> **The exercise**:
Review the lines that follow and copy each one that contains the word "rural".

Items from a dataset:
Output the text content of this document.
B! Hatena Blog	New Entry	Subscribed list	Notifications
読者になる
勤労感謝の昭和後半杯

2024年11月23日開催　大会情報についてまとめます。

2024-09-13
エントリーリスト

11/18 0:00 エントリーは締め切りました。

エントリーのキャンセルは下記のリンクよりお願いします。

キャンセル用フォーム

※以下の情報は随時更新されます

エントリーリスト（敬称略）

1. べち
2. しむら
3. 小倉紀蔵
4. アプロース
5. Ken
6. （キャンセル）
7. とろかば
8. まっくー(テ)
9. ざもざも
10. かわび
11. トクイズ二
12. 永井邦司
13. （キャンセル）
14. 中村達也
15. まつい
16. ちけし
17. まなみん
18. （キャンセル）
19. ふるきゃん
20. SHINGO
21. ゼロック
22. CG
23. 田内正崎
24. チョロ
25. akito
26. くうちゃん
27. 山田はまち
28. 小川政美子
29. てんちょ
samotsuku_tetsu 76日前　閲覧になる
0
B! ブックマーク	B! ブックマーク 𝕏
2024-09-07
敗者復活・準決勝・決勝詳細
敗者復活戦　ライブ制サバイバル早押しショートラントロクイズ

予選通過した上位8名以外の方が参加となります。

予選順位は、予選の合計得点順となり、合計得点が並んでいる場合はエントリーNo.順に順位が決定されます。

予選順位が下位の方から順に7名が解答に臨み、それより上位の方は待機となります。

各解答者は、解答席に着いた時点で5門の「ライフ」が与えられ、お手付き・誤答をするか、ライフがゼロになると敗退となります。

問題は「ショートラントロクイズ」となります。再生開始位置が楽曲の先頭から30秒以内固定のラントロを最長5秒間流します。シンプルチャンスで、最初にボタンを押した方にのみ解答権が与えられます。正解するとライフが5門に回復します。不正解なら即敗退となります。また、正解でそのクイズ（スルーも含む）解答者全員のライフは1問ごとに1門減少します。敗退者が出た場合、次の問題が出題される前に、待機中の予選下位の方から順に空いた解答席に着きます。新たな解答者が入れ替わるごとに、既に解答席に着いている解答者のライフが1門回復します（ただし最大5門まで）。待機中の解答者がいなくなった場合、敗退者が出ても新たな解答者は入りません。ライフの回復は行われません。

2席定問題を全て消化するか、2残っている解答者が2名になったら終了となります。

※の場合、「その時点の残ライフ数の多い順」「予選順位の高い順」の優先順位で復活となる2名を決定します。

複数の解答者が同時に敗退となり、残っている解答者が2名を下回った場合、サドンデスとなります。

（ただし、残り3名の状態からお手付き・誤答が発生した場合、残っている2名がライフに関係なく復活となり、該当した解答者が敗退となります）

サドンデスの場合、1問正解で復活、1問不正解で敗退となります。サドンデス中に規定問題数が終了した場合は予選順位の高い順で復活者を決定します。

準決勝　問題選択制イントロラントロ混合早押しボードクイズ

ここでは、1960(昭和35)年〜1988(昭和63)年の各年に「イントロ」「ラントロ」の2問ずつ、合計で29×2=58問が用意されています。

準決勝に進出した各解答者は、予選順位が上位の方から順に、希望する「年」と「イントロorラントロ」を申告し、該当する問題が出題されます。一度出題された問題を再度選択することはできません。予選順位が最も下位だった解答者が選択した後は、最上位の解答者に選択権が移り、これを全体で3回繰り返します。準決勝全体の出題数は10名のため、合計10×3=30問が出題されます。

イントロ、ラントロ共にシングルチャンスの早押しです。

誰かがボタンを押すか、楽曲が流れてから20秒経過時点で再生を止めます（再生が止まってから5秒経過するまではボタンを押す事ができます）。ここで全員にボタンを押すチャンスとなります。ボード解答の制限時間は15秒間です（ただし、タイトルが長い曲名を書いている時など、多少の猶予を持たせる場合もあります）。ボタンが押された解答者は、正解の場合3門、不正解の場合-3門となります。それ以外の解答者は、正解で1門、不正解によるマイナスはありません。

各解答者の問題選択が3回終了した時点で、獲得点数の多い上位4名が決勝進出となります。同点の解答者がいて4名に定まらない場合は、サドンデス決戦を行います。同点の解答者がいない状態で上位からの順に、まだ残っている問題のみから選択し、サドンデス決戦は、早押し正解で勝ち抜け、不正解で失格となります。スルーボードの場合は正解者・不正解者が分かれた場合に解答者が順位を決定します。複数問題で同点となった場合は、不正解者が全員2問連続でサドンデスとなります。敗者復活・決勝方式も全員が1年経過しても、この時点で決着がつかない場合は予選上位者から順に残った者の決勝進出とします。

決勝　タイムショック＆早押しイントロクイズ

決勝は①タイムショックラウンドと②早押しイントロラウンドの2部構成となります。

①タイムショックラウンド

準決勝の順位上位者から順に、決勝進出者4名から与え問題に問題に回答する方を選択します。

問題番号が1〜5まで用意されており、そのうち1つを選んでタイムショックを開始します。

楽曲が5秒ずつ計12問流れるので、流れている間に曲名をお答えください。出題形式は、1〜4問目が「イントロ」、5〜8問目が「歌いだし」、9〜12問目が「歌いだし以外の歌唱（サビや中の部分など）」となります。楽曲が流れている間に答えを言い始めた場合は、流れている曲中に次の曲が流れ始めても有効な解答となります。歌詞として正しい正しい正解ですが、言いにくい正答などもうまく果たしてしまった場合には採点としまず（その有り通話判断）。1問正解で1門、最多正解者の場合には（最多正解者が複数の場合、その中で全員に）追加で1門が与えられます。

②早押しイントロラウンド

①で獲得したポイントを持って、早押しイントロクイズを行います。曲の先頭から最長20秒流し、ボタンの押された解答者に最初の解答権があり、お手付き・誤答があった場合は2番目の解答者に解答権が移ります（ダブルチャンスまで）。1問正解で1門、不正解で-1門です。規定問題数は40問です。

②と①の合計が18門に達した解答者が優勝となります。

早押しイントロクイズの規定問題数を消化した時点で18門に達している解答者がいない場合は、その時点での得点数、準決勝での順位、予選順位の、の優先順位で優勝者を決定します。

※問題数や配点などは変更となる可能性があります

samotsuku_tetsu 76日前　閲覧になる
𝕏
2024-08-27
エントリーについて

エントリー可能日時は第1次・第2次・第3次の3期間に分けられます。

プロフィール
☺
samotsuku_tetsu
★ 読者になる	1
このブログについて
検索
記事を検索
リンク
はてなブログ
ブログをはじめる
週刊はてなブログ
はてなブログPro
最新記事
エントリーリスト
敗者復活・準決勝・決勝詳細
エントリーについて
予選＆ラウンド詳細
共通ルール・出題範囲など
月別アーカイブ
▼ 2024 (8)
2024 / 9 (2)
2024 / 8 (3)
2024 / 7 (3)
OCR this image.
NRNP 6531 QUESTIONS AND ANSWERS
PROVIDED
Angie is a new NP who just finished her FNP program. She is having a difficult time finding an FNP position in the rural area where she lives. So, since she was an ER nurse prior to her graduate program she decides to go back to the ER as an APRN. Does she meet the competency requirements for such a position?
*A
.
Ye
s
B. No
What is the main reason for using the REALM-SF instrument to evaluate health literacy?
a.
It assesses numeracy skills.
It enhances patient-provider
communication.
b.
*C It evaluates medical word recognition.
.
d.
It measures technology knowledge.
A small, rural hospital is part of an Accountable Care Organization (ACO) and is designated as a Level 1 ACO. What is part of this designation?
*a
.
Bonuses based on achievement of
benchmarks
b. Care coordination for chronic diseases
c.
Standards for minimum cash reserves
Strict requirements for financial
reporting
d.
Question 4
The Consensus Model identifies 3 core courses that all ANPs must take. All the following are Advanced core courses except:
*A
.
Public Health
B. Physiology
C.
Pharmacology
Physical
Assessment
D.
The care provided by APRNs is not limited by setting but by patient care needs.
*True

> **Task response**:
Angie is a new NP who just finished her FNP program. She is having a difficult time finding an FNP position in the rural area where she lives. So, since she was an ER nurse prior to her graduate program she decides to go back to the ER as an APRN. Does she meet the competency requirements for such a position?
A small, rural hospital is part of an Accountable Care Organization (ACO) and is designated as a Level 1 ACO. What is part of this designation?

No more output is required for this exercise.